[Stored items]
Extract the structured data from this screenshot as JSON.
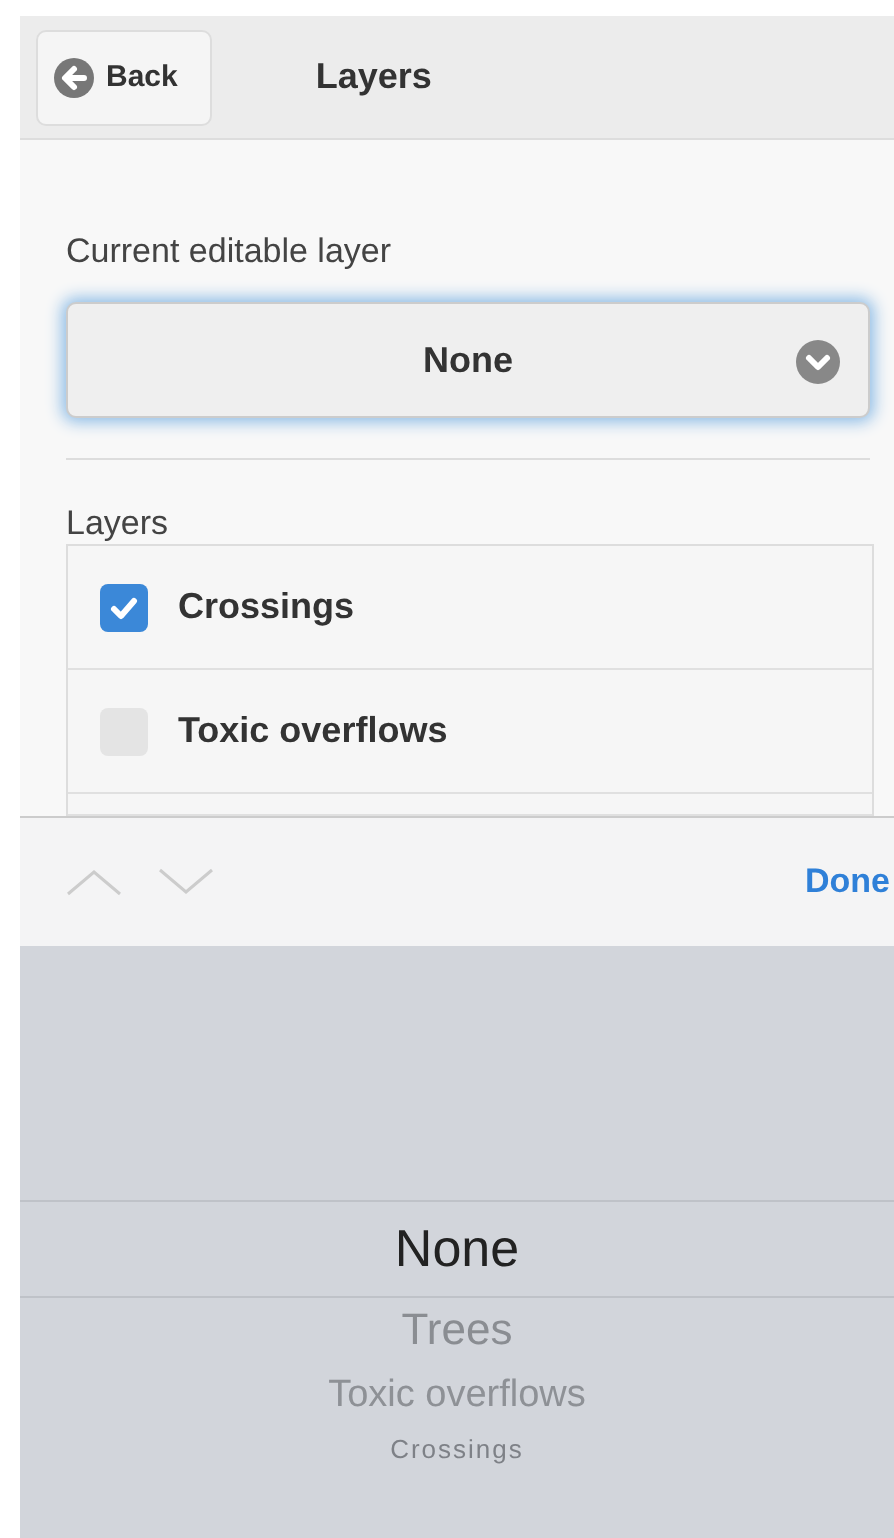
{
  "header": {
    "back_label": "Back",
    "title": "Layers"
  },
  "editable_layer": {
    "label": "Current editable layer",
    "value": "None",
    "focused": true
  },
  "layers": {
    "label": "Layers",
    "items": [
      {
        "name": "Crossings",
        "checked": true
      },
      {
        "name": "Toxic overflows",
        "checked": false
      }
    ]
  },
  "keyboard_toolbar": {
    "done_label": "Done"
  },
  "picker": {
    "items": [
      {
        "label": "None",
        "selected": true
      },
      {
        "label": "Trees",
        "selected": false
      },
      {
        "label": "Toxic overflows",
        "selected": false
      },
      {
        "label": "Crossings",
        "selected": false
      }
    ]
  }
}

#### Exercise
Omit any images, then output the listing exactly.

#### Task answer
Extract the structured data from this screenshot as JSON.
{
  "header": {
    "back_label": "Back",
    "title": "Layers"
  },
  "editable_layer": {
    "label": "Current editable layer",
    "value": "None",
    "focused": true
  },
  "layers": {
    "label": "Layers",
    "items": [
      {
        "name": "Crossings",
        "checked": true
      },
      {
        "name": "Toxic overflows",
        "checked": false
      }
    ]
  },
  "keyboard_toolbar": {
    "done_label": "Done"
  },
  "picker": {
    "items": [
      {
        "label": "None",
        "selected": true
      },
      {
        "label": "Trees",
        "selected": false
      },
      {
        "label": "Toxic overflows",
        "selected": false
      },
      {
        "label": "Crossings",
        "selected": false
      }
    ]
  }
}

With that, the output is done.